**EXERCISE PROMPT:**
Reproduce the records word for word, from their first line through the line that contains "- leader-line-back: [830, 664, 868, 666]", with both of those lines included.

**INFORMATION PROVIDED:**
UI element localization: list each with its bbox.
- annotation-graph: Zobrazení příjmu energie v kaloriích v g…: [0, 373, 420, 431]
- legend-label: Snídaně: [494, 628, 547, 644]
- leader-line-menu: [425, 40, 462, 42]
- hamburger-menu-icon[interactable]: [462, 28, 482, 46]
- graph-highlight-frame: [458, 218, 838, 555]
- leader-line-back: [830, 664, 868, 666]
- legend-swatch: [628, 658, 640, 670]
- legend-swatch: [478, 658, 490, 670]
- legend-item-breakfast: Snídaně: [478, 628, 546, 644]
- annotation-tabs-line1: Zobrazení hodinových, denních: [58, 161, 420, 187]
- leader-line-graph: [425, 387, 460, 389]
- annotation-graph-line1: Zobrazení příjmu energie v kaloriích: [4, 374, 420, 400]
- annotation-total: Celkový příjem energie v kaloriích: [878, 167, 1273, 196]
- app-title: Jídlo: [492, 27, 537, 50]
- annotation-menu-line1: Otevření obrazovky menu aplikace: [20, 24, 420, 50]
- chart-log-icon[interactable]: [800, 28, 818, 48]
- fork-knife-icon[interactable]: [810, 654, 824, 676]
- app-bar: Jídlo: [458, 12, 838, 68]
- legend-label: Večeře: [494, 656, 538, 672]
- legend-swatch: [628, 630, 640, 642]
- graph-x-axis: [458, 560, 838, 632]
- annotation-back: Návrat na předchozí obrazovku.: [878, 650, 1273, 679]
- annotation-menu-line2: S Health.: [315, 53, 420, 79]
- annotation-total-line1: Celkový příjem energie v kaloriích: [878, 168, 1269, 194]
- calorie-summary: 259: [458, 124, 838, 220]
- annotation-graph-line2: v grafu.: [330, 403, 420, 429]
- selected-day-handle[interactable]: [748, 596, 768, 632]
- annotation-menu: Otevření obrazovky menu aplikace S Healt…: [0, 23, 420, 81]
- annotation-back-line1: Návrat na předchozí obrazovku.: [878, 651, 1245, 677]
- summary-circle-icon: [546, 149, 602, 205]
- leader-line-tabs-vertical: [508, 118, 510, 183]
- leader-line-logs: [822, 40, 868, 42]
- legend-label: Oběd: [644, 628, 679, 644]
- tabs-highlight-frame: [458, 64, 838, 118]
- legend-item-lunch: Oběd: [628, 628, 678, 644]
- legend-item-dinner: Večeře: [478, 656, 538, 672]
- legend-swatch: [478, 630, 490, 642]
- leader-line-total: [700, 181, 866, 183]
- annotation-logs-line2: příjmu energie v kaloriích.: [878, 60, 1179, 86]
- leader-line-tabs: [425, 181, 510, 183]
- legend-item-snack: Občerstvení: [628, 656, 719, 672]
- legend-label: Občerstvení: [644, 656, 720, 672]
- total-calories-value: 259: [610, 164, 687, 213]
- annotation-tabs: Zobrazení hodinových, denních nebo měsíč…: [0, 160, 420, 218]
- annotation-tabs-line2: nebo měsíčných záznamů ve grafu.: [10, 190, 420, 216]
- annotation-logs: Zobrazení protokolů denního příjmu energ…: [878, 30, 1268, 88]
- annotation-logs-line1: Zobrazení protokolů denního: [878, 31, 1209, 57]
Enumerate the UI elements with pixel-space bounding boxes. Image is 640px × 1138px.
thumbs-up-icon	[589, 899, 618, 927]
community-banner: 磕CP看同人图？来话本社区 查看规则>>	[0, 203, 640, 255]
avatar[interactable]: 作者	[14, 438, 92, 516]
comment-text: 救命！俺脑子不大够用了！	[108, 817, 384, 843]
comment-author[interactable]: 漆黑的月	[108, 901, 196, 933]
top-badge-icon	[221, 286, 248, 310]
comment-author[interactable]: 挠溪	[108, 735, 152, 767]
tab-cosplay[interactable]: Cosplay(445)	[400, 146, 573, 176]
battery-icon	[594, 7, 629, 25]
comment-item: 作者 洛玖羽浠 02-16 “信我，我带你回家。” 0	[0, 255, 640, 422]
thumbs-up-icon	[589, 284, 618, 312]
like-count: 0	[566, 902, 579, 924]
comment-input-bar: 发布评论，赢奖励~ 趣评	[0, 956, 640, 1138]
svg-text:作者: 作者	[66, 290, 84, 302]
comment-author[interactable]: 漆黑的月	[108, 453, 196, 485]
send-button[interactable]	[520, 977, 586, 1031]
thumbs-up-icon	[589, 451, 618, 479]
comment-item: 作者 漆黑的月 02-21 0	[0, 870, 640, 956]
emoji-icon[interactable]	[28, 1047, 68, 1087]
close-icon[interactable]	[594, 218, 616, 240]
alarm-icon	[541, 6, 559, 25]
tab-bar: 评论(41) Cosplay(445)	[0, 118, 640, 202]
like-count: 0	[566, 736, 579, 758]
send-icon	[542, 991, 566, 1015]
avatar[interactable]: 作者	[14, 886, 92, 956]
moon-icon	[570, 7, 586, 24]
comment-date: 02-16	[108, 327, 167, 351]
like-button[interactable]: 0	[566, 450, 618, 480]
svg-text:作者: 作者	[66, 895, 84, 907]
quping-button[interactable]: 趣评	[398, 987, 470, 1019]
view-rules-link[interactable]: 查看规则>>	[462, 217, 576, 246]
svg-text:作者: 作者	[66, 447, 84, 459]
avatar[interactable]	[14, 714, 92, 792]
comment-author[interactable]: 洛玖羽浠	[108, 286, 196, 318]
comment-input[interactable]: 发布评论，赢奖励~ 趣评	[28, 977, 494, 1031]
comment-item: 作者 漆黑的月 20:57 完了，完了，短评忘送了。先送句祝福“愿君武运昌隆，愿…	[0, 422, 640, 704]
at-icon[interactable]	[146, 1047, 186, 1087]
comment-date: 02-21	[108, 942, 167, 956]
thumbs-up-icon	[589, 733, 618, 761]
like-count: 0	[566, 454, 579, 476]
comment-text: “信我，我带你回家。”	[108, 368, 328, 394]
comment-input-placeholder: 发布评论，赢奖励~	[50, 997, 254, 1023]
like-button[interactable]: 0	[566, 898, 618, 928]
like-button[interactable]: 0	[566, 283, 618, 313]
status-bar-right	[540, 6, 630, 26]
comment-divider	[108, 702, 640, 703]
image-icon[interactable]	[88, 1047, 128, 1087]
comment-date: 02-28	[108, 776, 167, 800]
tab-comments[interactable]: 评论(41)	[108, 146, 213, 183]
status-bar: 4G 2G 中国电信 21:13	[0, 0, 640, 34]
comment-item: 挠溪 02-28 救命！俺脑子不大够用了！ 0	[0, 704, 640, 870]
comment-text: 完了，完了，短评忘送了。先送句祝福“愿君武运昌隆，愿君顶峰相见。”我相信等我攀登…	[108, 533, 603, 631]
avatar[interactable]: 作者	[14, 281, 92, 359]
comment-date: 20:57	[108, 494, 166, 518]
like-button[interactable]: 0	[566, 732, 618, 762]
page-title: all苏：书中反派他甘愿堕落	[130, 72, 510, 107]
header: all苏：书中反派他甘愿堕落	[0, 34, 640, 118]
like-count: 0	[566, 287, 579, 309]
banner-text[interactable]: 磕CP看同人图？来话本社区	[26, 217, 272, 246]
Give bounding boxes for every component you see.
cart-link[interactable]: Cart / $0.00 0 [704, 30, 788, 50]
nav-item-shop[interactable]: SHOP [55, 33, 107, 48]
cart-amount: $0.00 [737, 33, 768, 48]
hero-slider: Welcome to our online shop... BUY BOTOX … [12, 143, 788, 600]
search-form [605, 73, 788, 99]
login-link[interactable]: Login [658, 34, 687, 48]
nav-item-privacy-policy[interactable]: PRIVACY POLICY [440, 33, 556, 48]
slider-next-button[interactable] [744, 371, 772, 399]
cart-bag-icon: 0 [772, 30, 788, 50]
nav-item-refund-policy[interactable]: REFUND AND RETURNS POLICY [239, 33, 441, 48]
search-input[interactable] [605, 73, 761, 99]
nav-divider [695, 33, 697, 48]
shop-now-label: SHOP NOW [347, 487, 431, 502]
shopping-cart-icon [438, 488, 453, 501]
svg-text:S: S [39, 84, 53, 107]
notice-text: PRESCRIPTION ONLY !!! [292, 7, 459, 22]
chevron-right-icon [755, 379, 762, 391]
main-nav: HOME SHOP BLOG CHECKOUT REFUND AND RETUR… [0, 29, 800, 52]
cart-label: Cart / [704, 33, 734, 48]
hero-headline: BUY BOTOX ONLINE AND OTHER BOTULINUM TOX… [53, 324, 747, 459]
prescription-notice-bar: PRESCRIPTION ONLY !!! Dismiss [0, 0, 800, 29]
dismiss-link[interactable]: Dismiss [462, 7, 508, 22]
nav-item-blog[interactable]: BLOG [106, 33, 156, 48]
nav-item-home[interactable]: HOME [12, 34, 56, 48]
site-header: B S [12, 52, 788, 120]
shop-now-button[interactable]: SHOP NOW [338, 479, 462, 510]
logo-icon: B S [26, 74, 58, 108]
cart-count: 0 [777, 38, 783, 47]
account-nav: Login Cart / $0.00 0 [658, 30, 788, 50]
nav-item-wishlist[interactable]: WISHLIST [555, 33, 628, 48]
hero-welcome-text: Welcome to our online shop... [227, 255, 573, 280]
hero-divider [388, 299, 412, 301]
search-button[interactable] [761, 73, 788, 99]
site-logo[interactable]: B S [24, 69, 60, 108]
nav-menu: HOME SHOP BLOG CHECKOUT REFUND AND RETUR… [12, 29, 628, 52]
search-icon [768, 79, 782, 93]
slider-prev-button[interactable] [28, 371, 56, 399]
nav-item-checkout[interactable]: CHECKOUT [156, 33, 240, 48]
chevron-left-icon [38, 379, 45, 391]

**WRITTEN RESPONSE:**
UI element localization: list each with its bbox.
- annotation-graph: Zobrazení příjmu energie v kaloriích v g…: [0, 373, 420, 431]
- legend-label: Snídaně: [494, 628, 547, 644]
- leader-line-menu: [425, 40, 462, 42]
- hamburger-menu-icon[interactable]: [462, 28, 482, 46]
- graph-highlight-frame: [458, 218, 838, 555]
- leader-line-back: [830, 664, 868, 666]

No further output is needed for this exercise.